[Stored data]
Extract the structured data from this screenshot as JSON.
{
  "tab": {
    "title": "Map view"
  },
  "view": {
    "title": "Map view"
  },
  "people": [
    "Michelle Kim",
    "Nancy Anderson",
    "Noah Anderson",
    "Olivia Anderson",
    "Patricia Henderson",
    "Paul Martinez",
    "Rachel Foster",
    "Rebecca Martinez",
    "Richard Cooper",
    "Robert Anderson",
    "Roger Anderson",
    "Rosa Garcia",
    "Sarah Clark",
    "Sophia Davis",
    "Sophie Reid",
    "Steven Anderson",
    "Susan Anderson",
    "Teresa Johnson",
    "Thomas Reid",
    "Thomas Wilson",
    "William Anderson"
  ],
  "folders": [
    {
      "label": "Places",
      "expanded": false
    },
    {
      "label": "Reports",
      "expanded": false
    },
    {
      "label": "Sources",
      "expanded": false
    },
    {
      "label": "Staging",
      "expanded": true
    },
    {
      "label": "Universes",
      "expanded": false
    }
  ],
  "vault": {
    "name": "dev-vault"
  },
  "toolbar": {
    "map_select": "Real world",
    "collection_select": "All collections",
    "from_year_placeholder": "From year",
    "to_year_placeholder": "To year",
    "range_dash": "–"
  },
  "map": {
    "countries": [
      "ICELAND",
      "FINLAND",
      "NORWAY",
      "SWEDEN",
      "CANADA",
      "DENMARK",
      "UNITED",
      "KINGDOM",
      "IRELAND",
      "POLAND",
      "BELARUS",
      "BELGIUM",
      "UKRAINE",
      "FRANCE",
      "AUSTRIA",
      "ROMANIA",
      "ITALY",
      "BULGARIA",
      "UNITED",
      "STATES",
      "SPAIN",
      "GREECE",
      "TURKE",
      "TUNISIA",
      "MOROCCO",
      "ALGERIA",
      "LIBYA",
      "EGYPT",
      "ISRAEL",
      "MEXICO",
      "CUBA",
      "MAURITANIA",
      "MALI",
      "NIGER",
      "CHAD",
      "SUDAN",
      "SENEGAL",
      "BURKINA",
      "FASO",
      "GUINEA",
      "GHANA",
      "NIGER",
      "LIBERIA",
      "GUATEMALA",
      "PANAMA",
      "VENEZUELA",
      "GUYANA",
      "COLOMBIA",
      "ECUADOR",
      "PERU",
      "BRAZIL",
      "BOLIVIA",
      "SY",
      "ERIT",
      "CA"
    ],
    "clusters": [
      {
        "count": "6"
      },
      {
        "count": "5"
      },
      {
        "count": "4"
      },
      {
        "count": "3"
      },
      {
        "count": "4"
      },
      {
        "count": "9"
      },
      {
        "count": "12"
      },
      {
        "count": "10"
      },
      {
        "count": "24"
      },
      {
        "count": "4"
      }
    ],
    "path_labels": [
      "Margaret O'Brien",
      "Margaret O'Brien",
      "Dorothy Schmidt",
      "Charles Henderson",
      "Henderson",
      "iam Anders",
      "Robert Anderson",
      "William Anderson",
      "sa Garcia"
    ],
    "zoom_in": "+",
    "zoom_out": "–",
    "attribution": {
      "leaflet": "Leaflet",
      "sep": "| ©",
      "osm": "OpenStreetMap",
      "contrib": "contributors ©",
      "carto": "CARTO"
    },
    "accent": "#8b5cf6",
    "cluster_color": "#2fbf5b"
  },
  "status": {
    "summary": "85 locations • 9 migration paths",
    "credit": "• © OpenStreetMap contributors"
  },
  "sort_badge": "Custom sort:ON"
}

DO THIS -> Copy each entry exactly, with nothing added or dropped.

RESPONSE TO THE TASK ->
Extract the structured data from this screenshot as JSON.
{
  "tab": {
    "title": "Map view"
  },
  "view": {
    "title": "Map view"
  },
  "people": [
    "Michelle Kim",
    "Nancy Anderson",
    "Noah Anderson",
    "Olivia Anderson",
    "Patricia Henderson",
    "Paul Martinez",
    "Rachel Foster",
    "Rebecca Martinez",
    "Richard Cooper",
    "Robert Anderson",
    "Roger Anderson",
    "Rosa Garcia",
    "Sarah Clark",
    "Sophia Davis",
    "Sophie Reid",
    "Steven Anderson",
    "Susan Anderson",
    "Teresa Johnson",
    "Thomas Reid",
    "Thomas Wilson",
    "William Anderson"
  ],
  "folders": [
    {
      "label": "Places",
      "expanded": false
    },
    {
      "label": "Reports",
      "expanded": false
    },
    {
      "label": "Sources",
      "expanded": false
    },
    {
      "label": "Staging",
      "expanded": true
    },
    {
      "label": "Universes",
      "expanded": false
    }
  ],
  "vault": {
    "name": "dev-vault"
  },
  "toolbar": {
    "map_select": "Real world",
    "collection_select": "All collections",
    "from_year_placeholder": "From year",
    "to_year_placeholder": "To year",
    "range_dash": "–"
  },
  "map": {
    "countries": [
      "ICELAND",
      "FINLAND",
      "NORWAY",
      "SWEDEN",
      "CANADA",
      "DENMARK",
      "UNITED",
      "KINGDOM",
      "IRELAND",
      "POLAND",
      "BELARUS",
      "BELGIUM",
      "UKRAINE",
      "FRANCE",
      "AUSTRIA",
      "ROMANIA",
      "ITALY",
      "BULGARIA",
      "UNITED",
      "STATES",
      "SPAIN",
      "GREECE",
      "TURKE",
      "TUNISIA",
      "MOROCCO",
      "ALGERIA",
      "LIBYA",
      "EGYPT",
      "ISRAEL",
      "MEXICO",
      "CUBA",
      "MAURITANIA",
      "MALI",
      "NIGER",
      "CHAD",
      "SUDAN",
      "SENEGAL",
      "BURKINA",
      "FASO",
      "GUINEA",
      "GHANA",
      "NIGER",
      "LIBERIA",
      "GUATEMALA",
      "PANAMA",
      "VENEZUELA",
      "GUYANA",
      "COLOMBIA",
      "ECUADOR",
      "PERU",
      "BRAZIL",
      "BOLIVIA",
      "SY",
      "ERIT",
      "CA"
    ],
    "clusters": [
      {
        "count": "6"
      },
      {
        "count": "5"
      },
      {
        "count": "4"
      },
      {
        "count": "3"
      },
      {
        "count": "4"
      },
      {
        "count": "9"
      },
      {
        "count": "12"
      },
      {
        "count": "10"
      },
      {
        "count": "24"
      },
      {
        "count": "4"
      }
    ],
    "path_labels": [
      "Margaret O'Brien",
      "Margaret O'Brien",
      "Dorothy Schmidt",
      "Charles Henderson",
      "Henderson",
      "iam Anders",
      "Robert Anderson",
      "William Anderson",
      "sa Garcia"
    ],
    "zoom_in": "+",
    "zoom_out": "–",
    "attribution": {
      "leaflet": "Leaflet",
      "sep": "| ©",
      "osm": "OpenStreetMap",
      "contrib": "contributors ©",
      "carto": "CARTO"
    },
    "accent": "#8b5cf6",
    "cluster_color": "#2fbf5b"
  },
  "status": {
    "summary": "85 locations • 9 migration paths",
    "credit": "• © OpenStreetMap contributors"
  },
  "sort_badge": "Custom sort:ON"
}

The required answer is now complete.